Figure contents as structured data

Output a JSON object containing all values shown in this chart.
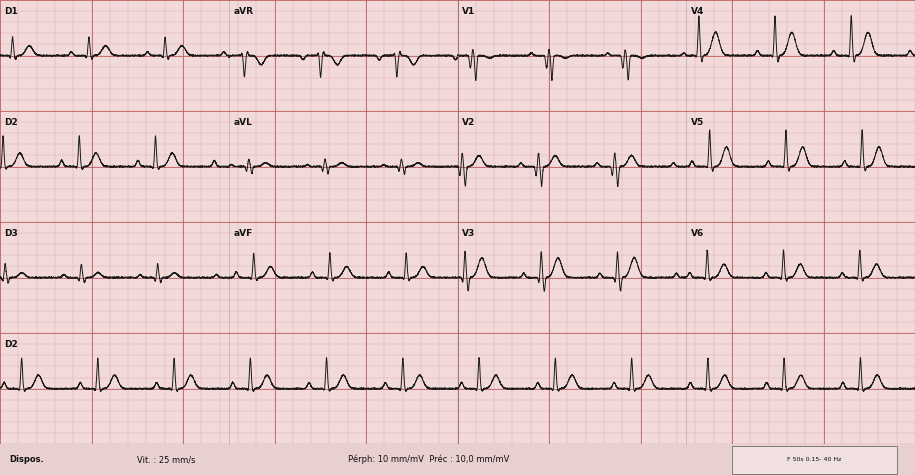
{
  "bg_color": "#f2dada",
  "grid_minor_color": "#daa0a0",
  "grid_major_color": "#c06060",
  "ecg_color": "#1a1a1a",
  "footer_bg": "#e8d0d0",
  "leads_row1": [
    "D1",
    "aVR",
    "V1",
    "V4"
  ],
  "leads_row2": [
    "D2",
    "aVL",
    "V2",
    "V5"
  ],
  "leads_row3": [
    "D3",
    "aVF",
    "V3",
    "V6"
  ],
  "leads_row4": [
    "D2"
  ],
  "footer_text_left": "Dispos.",
  "footer_text_vit": "Vit. : 25 mm/s",
  "footer_text_perph": "Pérph: 10 mm/mV  Préc : 10,0 mm/mV",
  "footer_box_text": "F 50s 0.15- 40 Hz",
  "ecg_linewidth": 0.7,
  "heart_rate": 72,
  "num_rows": 4,
  "minor_step": 0.04,
  "major_step": 0.2
}
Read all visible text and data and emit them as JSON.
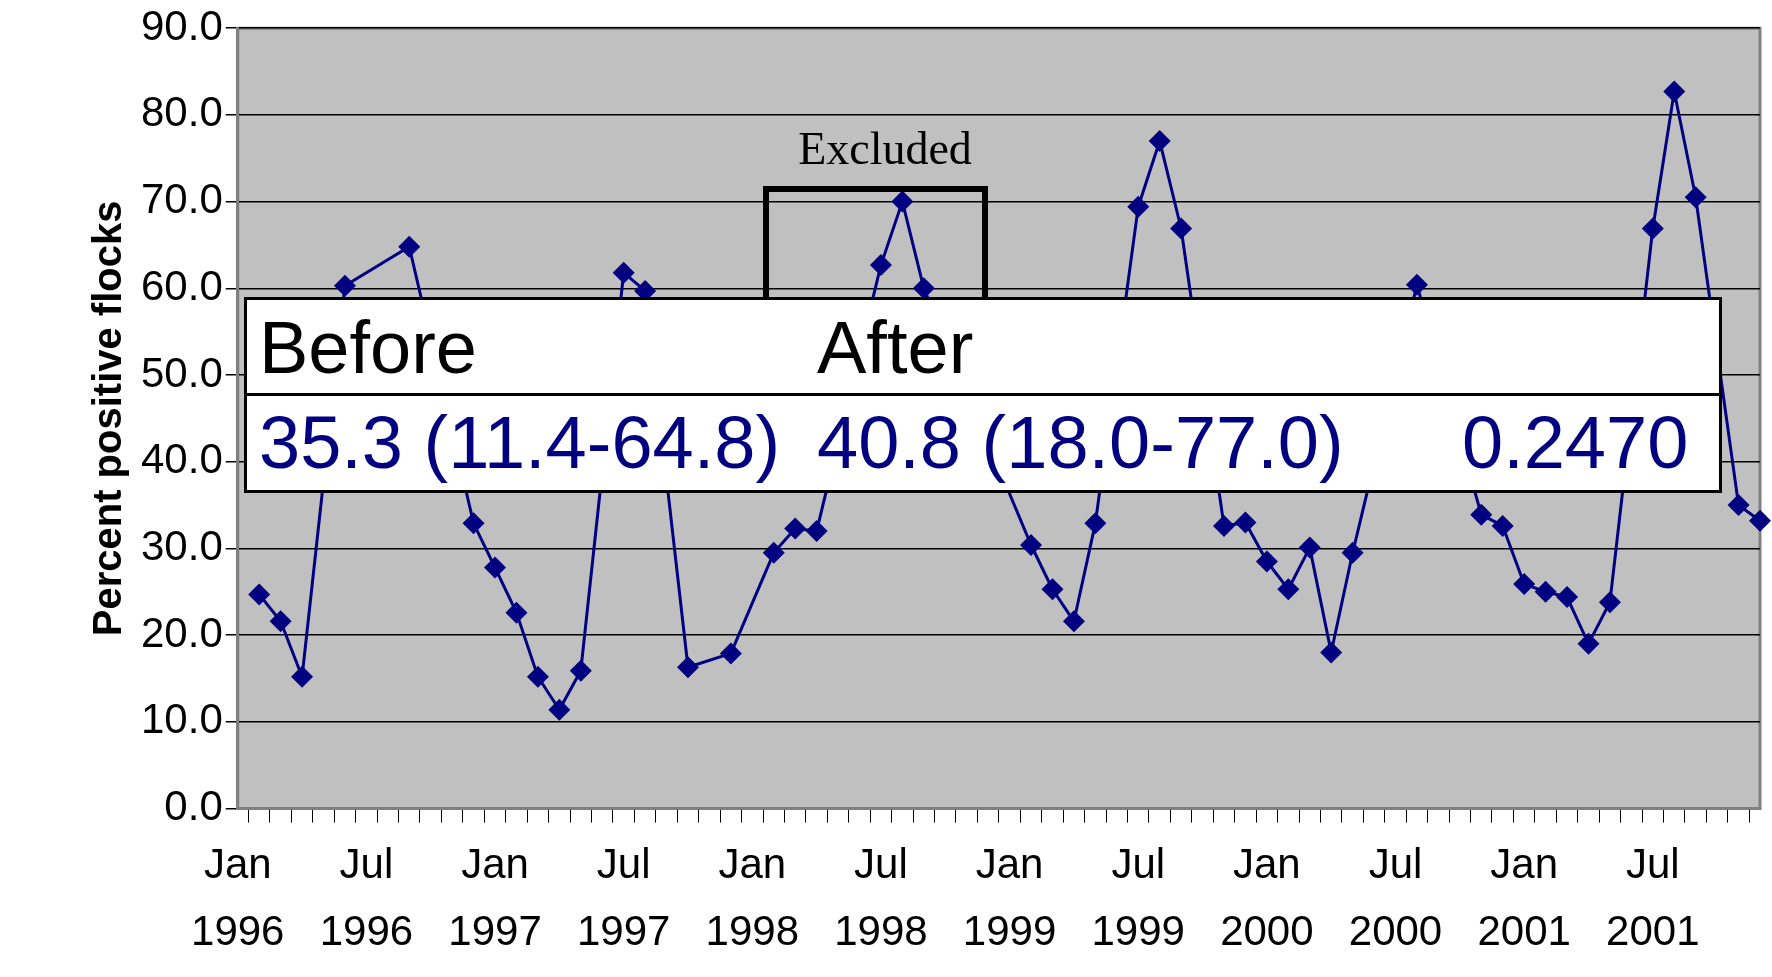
{
  "chart_data": {
    "type": "line",
    "ylabel": "Percent positive flocks",
    "categories": [
      "Jan 1996",
      null,
      null,
      null,
      null,
      null,
      "Jul 1996",
      null,
      null,
      null,
      null,
      null,
      "Jan 1997",
      null,
      null,
      null,
      null,
      null,
      "Jul 1997",
      null,
      null,
      null,
      null,
      null,
      "Jan 1998",
      null,
      null,
      null,
      null,
      null,
      "Jul 1998",
      null,
      null,
      null,
      null,
      null,
      "Jan 1999",
      null,
      null,
      null,
      null,
      null,
      "Jul 1999",
      null,
      null,
      null,
      null,
      null,
      "Jan 2000",
      null,
      null,
      null,
      null,
      null,
      "Jul 2000",
      null,
      null,
      null,
      null,
      null,
      "Jan 2001",
      null,
      null,
      null,
      null,
      null,
      "Jul 2001",
      null,
      null,
      null,
      null,
      null
    ],
    "series": [
      {
        "color": "#000080",
        "values": [
          null,
          24.7,
          21.6,
          15.2,
          null,
          60.3,
          null,
          null,
          64.8,
          null,
          null,
          32.9,
          27.8,
          22.6,
          15.2,
          11.4,
          15.9,
          null,
          61.8,
          59.7,
          null,
          16.3,
          null,
          17.9,
          null,
          29.5,
          32.3,
          32.0,
          null,
          null,
          62.7,
          70.0,
          60.0,
          null,
          null,
          null,
          null,
          30.4,
          25.3,
          21.6,
          32.9,
          null,
          69.4,
          77.0,
          66.9,
          null,
          32.6,
          33.0,
          28.5,
          25.3,
          30.1,
          18.0,
          29.5,
          null,
          null,
          60.4,
          null,
          null,
          33.9,
          32.6,
          25.9,
          25.0,
          24.4,
          19.0,
          23.8,
          null,
          66.9,
          82.7,
          70.5,
          null,
          35.0,
          33.2
        ]
      }
    ],
    "ylim": [
      0,
      90
    ],
    "yticks": [
      {
        "value": 0,
        "label": "0.0"
      },
      {
        "value": 10,
        "label": "10.0"
      },
      {
        "value": 20,
        "label": "20.0"
      },
      {
        "value": 30,
        "label": "30.0"
      },
      {
        "value": 40,
        "label": "40.0"
      },
      {
        "value": 50,
        "label": "50.0"
      },
      {
        "value": 60,
        "label": "60.0"
      },
      {
        "value": 70,
        "label": "70.0"
      },
      {
        "value": 80,
        "label": "80.0"
      },
      {
        "value": 90,
        "label": "90.0"
      }
    ],
    "grid": "y",
    "legend": false,
    "marker": "diamond",
    "line_style": "solid",
    "annotations": [
      "Excluded",
      "Before",
      "After",
      "35.3 (11.4-64.8)",
      "40.8 (18.0-77.0)",
      "0.2470"
    ]
  }
}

What you are asked to do -> Gather each line from the listing above that holds "JSON".

Final answer ->
Output a JSON object containing all values shown in this chart.
Read all visible text and data and emit them as JSON.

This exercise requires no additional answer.